BEGIN

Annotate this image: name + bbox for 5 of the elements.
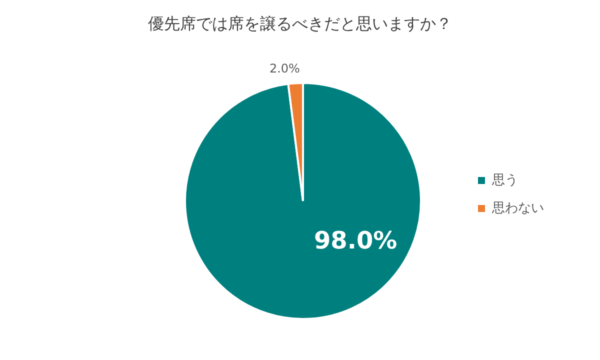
legend-label: 思う [492,172,518,189]
chart-title: 優先席では席を譲るべきだと思いますか？ [147,14,453,35]
legend-label: 思わない [492,200,544,217]
data-label: 2.0% [269,61,300,76]
data-label: 98.0% [314,226,398,254]
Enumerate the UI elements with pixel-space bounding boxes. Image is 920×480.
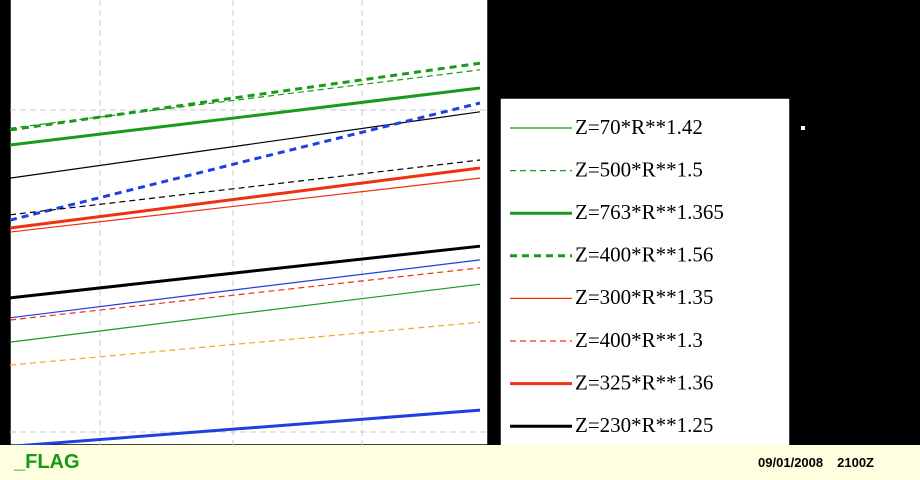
dot	[801, 126, 805, 130]
flag-label: _FLAG	[14, 451, 80, 474]
screen: Z=70*R**1.42 Z=500*R**1.5 Z=763*R**1.365 Z=…	[0, 0, 920, 480]
time: 2100Z	[837, 455, 874, 470]
legend-label: Z=400*R**1.56	[575, 243, 713, 267]
timestamp: 09/01/2008 2100Z	[744, 455, 874, 470]
legend-label: Z=230*R**1.25	[575, 413, 713, 437]
legend-label: Z=763*R**1.365	[575, 200, 724, 224]
legend-label: Z=300*R**1.35	[575, 285, 713, 309]
plot-area	[10, 0, 488, 445]
legend-label: Z=70*R**1.42	[575, 115, 703, 139]
legend-label: Z=400*R**1.3	[575, 328, 703, 352]
status-bar: _FLAG 09/01/2008 2100Z	[0, 445, 920, 480]
legend-label: Z=325*R**1.36	[575, 370, 713, 394]
date: 09/01/2008	[758, 455, 823, 470]
chart: Z=70*R**1.42 Z=500*R**1.5 Z=763*R**1.365 Z=…	[0, 0, 920, 445]
legend-label: Z=500*R**1.5	[575, 157, 703, 181]
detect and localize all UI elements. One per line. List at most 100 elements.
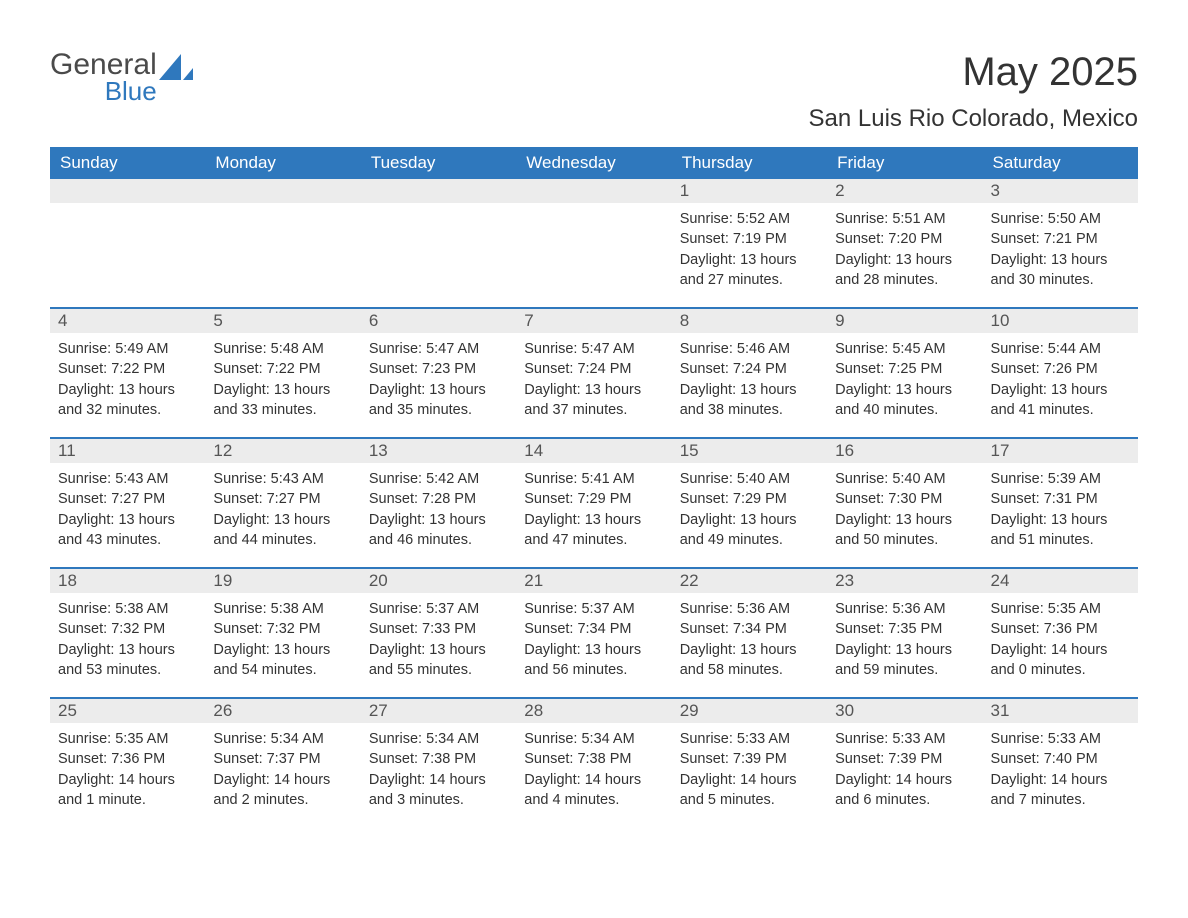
sunrise-text: Sunrise: 5:36 AM — [680, 599, 819, 619]
sunset-text: Sunset: 7:36 PM — [991, 619, 1130, 639]
sunset-text: Sunset: 7:26 PM — [991, 359, 1130, 379]
sunrise-text: Sunrise: 5:35 AM — [58, 729, 197, 749]
daylight-text: Daylight: 13 hours and 44 minutes. — [213, 510, 352, 551]
day-number: 7 — [516, 309, 671, 333]
daylight-text: Daylight: 13 hours and 27 minutes. — [680, 250, 819, 291]
day-number: 12 — [205, 439, 360, 463]
day-body: Sunrise: 5:41 AMSunset: 7:29 PMDaylight:… — [516, 463, 671, 560]
sunset-text: Sunset: 7:37 PM — [213, 749, 352, 769]
sunset-text: Sunset: 7:29 PM — [680, 489, 819, 509]
daylight-text: Daylight: 13 hours and 43 minutes. — [58, 510, 197, 551]
day-body: Sunrise: 5:36 AMSunset: 7:35 PMDaylight:… — [827, 593, 982, 690]
day-cell: 17Sunrise: 5:39 AMSunset: 7:31 PMDayligh… — [983, 439, 1138, 567]
sunrise-text: Sunrise: 5:49 AM — [58, 339, 197, 359]
day-body: Sunrise: 5:34 AMSunset: 7:37 PMDaylight:… — [205, 723, 360, 820]
day-body: Sunrise: 5:43 AMSunset: 7:27 PMDaylight:… — [50, 463, 205, 560]
day-body: Sunrise: 5:44 AMSunset: 7:26 PMDaylight:… — [983, 333, 1138, 430]
day-body: Sunrise: 5:48 AMSunset: 7:22 PMDaylight:… — [205, 333, 360, 430]
day-number: 25 — [50, 699, 205, 723]
daylight-text: Daylight: 13 hours and 47 minutes. — [524, 510, 663, 551]
day-body: Sunrise: 5:40 AMSunset: 7:30 PMDaylight:… — [827, 463, 982, 560]
daylight-text: Daylight: 13 hours and 41 minutes. — [991, 380, 1130, 421]
weekday-label: Friday — [827, 147, 982, 179]
week-row: 1Sunrise: 5:52 AMSunset: 7:19 PMDaylight… — [50, 179, 1138, 307]
daylight-text: Daylight: 13 hours and 59 minutes. — [835, 640, 974, 681]
day-body: Sunrise: 5:34 AMSunset: 7:38 PMDaylight:… — [361, 723, 516, 820]
daylight-text: Daylight: 13 hours and 46 minutes. — [369, 510, 508, 551]
day-cell: 3Sunrise: 5:50 AMSunset: 7:21 PMDaylight… — [983, 179, 1138, 307]
sunrise-text: Sunrise: 5:34 AM — [213, 729, 352, 749]
day-body: Sunrise: 5:34 AMSunset: 7:38 PMDaylight:… — [516, 723, 671, 820]
day-number: 18 — [50, 569, 205, 593]
sunrise-text: Sunrise: 5:39 AM — [991, 469, 1130, 489]
daylight-text: Daylight: 14 hours and 0 minutes. — [991, 640, 1130, 681]
day-cell — [361, 179, 516, 307]
day-body — [516, 203, 671, 273]
sunset-text: Sunset: 7:29 PM — [524, 489, 663, 509]
calendar-grid: Sunday Monday Tuesday Wednesday Thursday… — [50, 147, 1138, 827]
sunrise-text: Sunrise: 5:40 AM — [835, 469, 974, 489]
day-body: Sunrise: 5:38 AMSunset: 7:32 PMDaylight:… — [50, 593, 205, 690]
sunset-text: Sunset: 7:25 PM — [835, 359, 974, 379]
sunset-text: Sunset: 7:32 PM — [213, 619, 352, 639]
daylight-text: Daylight: 14 hours and 2 minutes. — [213, 770, 352, 811]
day-number: 2 — [827, 179, 982, 203]
day-number: 9 — [827, 309, 982, 333]
day-cell: 19Sunrise: 5:38 AMSunset: 7:32 PMDayligh… — [205, 569, 360, 697]
day-number: 31 — [983, 699, 1138, 723]
sunrise-text: Sunrise: 5:40 AM — [680, 469, 819, 489]
daylight-text: Daylight: 14 hours and 3 minutes. — [369, 770, 508, 811]
sunset-text: Sunset: 7:21 PM — [991, 229, 1130, 249]
week-row: 25Sunrise: 5:35 AMSunset: 7:36 PMDayligh… — [50, 697, 1138, 827]
daylight-text: Daylight: 13 hours and 53 minutes. — [58, 640, 197, 681]
daylight-text: Daylight: 13 hours and 58 minutes. — [680, 640, 819, 681]
day-cell: 11Sunrise: 5:43 AMSunset: 7:27 PMDayligh… — [50, 439, 205, 567]
sunset-text: Sunset: 7:23 PM — [369, 359, 508, 379]
sunset-text: Sunset: 7:35 PM — [835, 619, 974, 639]
sunset-text: Sunset: 7:20 PM — [835, 229, 974, 249]
day-body: Sunrise: 5:33 AMSunset: 7:39 PMDaylight:… — [827, 723, 982, 820]
weekday-label: Saturday — [983, 147, 1138, 179]
day-cell — [50, 179, 205, 307]
day-number: 3 — [983, 179, 1138, 203]
day-cell: 5Sunrise: 5:48 AMSunset: 7:22 PMDaylight… — [205, 309, 360, 437]
day-body: Sunrise: 5:35 AMSunset: 7:36 PMDaylight:… — [50, 723, 205, 820]
day-body: Sunrise: 5:42 AMSunset: 7:28 PMDaylight:… — [361, 463, 516, 560]
day-body: Sunrise: 5:46 AMSunset: 7:24 PMDaylight:… — [672, 333, 827, 430]
daylight-text: Daylight: 14 hours and 1 minute. — [58, 770, 197, 811]
day-cell: 8Sunrise: 5:46 AMSunset: 7:24 PMDaylight… — [672, 309, 827, 437]
sunset-text: Sunset: 7:39 PM — [835, 749, 974, 769]
day-cell: 25Sunrise: 5:35 AMSunset: 7:36 PMDayligh… — [50, 699, 205, 827]
day-number: 27 — [361, 699, 516, 723]
daylight-text: Daylight: 13 hours and 37 minutes. — [524, 380, 663, 421]
day-cell — [516, 179, 671, 307]
daylight-text: Daylight: 13 hours and 32 minutes. — [58, 380, 197, 421]
day-number: 14 — [516, 439, 671, 463]
day-body: Sunrise: 5:33 AMSunset: 7:39 PMDaylight:… — [672, 723, 827, 820]
day-number: 15 — [672, 439, 827, 463]
day-cell: 23Sunrise: 5:36 AMSunset: 7:35 PMDayligh… — [827, 569, 982, 697]
day-body — [205, 203, 360, 273]
day-cell: 1Sunrise: 5:52 AMSunset: 7:19 PMDaylight… — [672, 179, 827, 307]
daylight-text: Daylight: 13 hours and 49 minutes. — [680, 510, 819, 551]
day-cell: 16Sunrise: 5:40 AMSunset: 7:30 PMDayligh… — [827, 439, 982, 567]
sunset-text: Sunset: 7:39 PM — [680, 749, 819, 769]
day-body: Sunrise: 5:47 AMSunset: 7:24 PMDaylight:… — [516, 333, 671, 430]
sunrise-text: Sunrise: 5:43 AM — [58, 469, 197, 489]
sunset-text: Sunset: 7:34 PM — [524, 619, 663, 639]
weekday-header: Sunday Monday Tuesday Wednesday Thursday… — [50, 147, 1138, 179]
day-body: Sunrise: 5:36 AMSunset: 7:34 PMDaylight:… — [672, 593, 827, 690]
day-cell: 14Sunrise: 5:41 AMSunset: 7:29 PMDayligh… — [516, 439, 671, 567]
sunrise-text: Sunrise: 5:33 AM — [991, 729, 1130, 749]
day-cell: 18Sunrise: 5:38 AMSunset: 7:32 PMDayligh… — [50, 569, 205, 697]
daylight-text: Daylight: 13 hours and 54 minutes. — [213, 640, 352, 681]
sunset-text: Sunset: 7:28 PM — [369, 489, 508, 509]
sunset-text: Sunset: 7:36 PM — [58, 749, 197, 769]
day-cell: 6Sunrise: 5:47 AMSunset: 7:23 PMDaylight… — [361, 309, 516, 437]
daylight-text: Daylight: 13 hours and 33 minutes. — [213, 380, 352, 421]
day-body: Sunrise: 5:45 AMSunset: 7:25 PMDaylight:… — [827, 333, 982, 430]
day-body — [361, 203, 516, 273]
sunset-text: Sunset: 7:40 PM — [991, 749, 1130, 769]
day-cell: 9Sunrise: 5:45 AMSunset: 7:25 PMDaylight… — [827, 309, 982, 437]
sunrise-text: Sunrise: 5:35 AM — [991, 599, 1130, 619]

END

## Instructions to follow
Reproduce the material word for word, starting with its first line and going on through the line with "Enumerate the UI", including both of those lines. Leave the pictures out of your copy.

## Response
Annotate this image: name + bbox for 5 of the elements.
legend-label: 思う [492,172,518,189]
chart-title: 優先席では席を譲るべきだと思いますか？ [147,14,453,35]
legend-label: 思わない [492,200,544,217]
data-label: 2.0% [269,61,300,76]
data-label: 98.0% [314,226,398,254]
Enumerate the UI elements with pixel-space bounding boxes. Image is 920×480.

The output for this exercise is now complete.